• Task instructions
**a.** Decide whether each statement agrees with the patch description: (i) the patch renames the related q_counter data structures to more generic counters; (ii) np_cnp_sent counts CNP packets handled by the reaction point; (iii) the patch makes the driver return ENOSYS. Answer yes or no for each, quoting the deciding words of the patch description exactly.
**b.** Copy the rows that follow the patch description, everything from the first row down to the row containing "struck-text: а что", both ends included.

• Provided passage
IB/mlx5: Support congestion related counters

This patch adds support to query the congestion related hardware counters
through new command and links them with other hw counters being available
in hw_counters sysfs location.

In order to reuse existing infrastructure it renames related q_counter
data structures to more generic counters to reflect q_counters and
congestion counters and maybe some other counters in the future.

New hardware counters:
 * rp_cnp_handled - CNP packets handled by the reaction point
 * rp_cnp_ignored - CNP packets ignored by the reaction point
 * np_cnp_sent    - CNP packets sent by notification point to respond to
                     CE marked RoCE packets
 * np_ecn_marked_roce_packets - CE marked RoCE packets received by
                                notification point

It also avoids returning ENOSYS which is specific for invalid
system call and produces the following checkpatch.pl warning.

• Entries
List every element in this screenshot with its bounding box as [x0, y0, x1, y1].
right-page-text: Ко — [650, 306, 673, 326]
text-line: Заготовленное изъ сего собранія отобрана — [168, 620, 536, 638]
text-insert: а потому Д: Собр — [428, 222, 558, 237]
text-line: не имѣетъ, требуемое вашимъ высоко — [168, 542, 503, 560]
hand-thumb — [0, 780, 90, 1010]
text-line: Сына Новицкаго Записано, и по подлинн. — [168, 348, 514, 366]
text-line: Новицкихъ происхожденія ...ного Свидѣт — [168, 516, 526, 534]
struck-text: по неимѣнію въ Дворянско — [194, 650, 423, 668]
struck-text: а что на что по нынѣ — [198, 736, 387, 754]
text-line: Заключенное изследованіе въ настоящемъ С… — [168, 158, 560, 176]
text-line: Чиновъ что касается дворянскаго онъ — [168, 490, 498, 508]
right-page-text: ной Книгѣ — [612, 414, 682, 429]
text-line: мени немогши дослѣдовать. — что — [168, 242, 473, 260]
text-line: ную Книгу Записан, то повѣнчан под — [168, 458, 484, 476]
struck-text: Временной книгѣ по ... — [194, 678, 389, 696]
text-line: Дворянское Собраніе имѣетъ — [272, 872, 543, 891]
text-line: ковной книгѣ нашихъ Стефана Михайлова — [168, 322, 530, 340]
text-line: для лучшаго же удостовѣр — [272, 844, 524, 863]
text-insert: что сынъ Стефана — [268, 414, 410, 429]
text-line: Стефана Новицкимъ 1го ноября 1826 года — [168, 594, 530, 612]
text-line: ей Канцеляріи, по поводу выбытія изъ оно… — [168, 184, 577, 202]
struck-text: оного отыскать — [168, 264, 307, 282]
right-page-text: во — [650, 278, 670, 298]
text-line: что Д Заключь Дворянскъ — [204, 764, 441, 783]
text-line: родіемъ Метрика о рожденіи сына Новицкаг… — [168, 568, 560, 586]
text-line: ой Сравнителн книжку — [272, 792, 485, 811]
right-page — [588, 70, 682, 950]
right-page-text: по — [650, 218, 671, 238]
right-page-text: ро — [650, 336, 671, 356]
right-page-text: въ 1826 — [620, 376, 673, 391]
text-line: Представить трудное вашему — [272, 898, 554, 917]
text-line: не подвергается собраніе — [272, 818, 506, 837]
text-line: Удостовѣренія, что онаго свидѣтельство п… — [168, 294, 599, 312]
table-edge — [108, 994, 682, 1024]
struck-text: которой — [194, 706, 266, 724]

• The responses
**a.**
(i) Yes: "it renames related q_counter data structures to more generic counters"
(ii) No: "CNP packets sent by notification point"
(iii) No: "It also avoids returning ENOSYS"

**b.**
List every element in this screenshot with its bounding box as [x0, y0, x1, y1].
right-page-text: Ко — [650, 306, 673, 326]
text-line: Заготовленное изъ сего собранія отобрана — [168, 620, 536, 638]
text-insert: а потому Д: Собр — [428, 222, 558, 237]
text-line: не имѣетъ, требуемое вашимъ высоко — [168, 542, 503, 560]
hand-thumb — [0, 780, 90, 1010]
text-line: Сына Новицкаго Записано, и по подлинн. — [168, 348, 514, 366]
text-line: Новицкихъ происхожденія ...ного Свидѣт — [168, 516, 526, 534]
struck-text: по неимѣнію въ Дворянско — [194, 650, 423, 668]
struck-text: а что на что по нынѣ — [198, 736, 387, 754]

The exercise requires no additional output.